Review the material and extract every line in which the word "offset" occurs.

A block of data
• • • • •

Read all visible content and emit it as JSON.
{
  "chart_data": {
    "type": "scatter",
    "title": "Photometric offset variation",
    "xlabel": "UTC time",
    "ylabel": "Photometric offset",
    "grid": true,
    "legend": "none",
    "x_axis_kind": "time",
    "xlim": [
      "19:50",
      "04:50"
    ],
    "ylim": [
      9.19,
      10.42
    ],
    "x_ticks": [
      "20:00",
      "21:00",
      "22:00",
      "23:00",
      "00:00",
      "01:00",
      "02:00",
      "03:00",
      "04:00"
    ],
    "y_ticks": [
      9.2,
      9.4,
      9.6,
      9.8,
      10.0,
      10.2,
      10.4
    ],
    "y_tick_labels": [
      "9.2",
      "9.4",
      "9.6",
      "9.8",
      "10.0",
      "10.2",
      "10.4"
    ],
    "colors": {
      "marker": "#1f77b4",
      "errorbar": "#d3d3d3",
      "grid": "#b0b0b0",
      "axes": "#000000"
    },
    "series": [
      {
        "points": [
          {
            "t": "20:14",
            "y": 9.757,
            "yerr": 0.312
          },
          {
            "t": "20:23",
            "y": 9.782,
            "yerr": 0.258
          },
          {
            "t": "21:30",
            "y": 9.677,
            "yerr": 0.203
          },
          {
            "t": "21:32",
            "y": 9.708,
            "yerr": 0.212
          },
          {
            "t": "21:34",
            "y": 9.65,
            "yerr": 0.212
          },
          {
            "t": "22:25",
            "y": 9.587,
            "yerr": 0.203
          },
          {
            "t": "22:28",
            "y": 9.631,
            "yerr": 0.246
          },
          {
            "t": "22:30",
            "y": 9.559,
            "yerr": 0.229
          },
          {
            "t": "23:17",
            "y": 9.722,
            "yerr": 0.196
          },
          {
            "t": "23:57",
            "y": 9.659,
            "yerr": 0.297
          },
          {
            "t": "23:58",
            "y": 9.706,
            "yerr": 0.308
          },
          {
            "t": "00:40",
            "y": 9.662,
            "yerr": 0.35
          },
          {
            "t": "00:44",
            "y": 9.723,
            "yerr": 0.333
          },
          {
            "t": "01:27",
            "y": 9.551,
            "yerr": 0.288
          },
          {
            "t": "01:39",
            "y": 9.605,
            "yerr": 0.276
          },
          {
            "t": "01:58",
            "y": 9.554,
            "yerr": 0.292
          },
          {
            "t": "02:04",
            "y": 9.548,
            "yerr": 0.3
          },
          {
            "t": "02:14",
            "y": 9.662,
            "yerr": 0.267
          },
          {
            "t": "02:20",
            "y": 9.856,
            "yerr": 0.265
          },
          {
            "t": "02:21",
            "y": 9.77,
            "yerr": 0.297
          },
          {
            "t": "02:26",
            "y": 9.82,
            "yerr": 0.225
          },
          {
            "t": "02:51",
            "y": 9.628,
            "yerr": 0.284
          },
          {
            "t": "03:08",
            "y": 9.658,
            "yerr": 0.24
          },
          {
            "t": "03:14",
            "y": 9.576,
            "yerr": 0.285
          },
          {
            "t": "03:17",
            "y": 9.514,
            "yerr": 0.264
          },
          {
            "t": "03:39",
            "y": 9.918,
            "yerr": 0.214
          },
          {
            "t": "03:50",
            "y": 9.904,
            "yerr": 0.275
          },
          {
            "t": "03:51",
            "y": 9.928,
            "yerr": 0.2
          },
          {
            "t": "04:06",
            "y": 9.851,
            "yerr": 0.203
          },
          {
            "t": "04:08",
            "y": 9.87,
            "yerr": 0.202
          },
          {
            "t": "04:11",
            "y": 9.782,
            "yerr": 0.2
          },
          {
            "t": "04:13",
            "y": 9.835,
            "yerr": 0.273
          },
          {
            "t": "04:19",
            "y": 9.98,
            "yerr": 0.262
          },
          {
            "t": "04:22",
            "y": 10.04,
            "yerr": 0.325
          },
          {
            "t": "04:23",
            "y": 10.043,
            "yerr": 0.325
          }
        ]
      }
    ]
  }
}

• • • • •

Output below:
    "title": "Photometric offset variation",
    "ylabel": "Photometric offset",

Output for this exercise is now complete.